[Source records]
++++

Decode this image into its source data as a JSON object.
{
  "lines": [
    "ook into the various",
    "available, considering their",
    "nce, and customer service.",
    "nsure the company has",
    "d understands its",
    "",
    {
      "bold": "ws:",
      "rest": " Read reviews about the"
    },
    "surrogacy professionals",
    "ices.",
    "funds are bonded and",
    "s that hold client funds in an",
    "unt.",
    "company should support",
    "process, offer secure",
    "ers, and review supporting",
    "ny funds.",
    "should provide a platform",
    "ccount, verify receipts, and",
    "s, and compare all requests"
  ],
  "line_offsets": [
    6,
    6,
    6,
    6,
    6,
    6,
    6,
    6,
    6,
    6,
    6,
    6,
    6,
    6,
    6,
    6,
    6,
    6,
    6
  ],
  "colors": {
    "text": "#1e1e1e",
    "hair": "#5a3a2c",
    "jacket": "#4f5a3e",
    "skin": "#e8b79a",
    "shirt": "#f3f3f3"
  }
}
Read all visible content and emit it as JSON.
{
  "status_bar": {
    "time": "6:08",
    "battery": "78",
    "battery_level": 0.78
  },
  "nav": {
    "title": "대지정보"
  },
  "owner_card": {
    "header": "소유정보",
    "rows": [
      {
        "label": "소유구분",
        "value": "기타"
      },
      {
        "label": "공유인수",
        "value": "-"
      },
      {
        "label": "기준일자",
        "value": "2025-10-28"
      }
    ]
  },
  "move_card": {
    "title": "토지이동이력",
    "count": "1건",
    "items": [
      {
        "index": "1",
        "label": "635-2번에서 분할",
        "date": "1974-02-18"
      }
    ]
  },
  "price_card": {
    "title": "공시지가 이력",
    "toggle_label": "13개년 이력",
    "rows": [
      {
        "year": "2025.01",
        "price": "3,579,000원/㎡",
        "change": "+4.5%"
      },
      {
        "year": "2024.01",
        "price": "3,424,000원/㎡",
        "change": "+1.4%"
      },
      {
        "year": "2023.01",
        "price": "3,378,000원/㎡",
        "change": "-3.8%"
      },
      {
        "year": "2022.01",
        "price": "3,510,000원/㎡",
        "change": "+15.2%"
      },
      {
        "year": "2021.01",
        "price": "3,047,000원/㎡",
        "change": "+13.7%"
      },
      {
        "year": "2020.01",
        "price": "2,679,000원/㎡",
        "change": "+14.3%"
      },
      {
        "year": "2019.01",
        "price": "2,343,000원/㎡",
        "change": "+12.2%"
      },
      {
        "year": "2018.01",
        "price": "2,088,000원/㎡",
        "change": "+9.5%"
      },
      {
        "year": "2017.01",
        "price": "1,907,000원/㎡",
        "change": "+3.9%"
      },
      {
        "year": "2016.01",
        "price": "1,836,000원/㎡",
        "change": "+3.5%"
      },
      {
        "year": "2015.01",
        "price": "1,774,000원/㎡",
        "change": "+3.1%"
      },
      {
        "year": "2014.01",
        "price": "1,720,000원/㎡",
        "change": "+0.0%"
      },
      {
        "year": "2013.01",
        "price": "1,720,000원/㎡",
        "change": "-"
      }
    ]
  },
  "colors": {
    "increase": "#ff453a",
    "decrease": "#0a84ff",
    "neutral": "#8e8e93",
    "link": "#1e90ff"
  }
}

++++

EXERCISE BRIEF:
Above is a listing; report how many of its lines include the word "funds", giving the number only.

COMPLETED EXERCISE:
3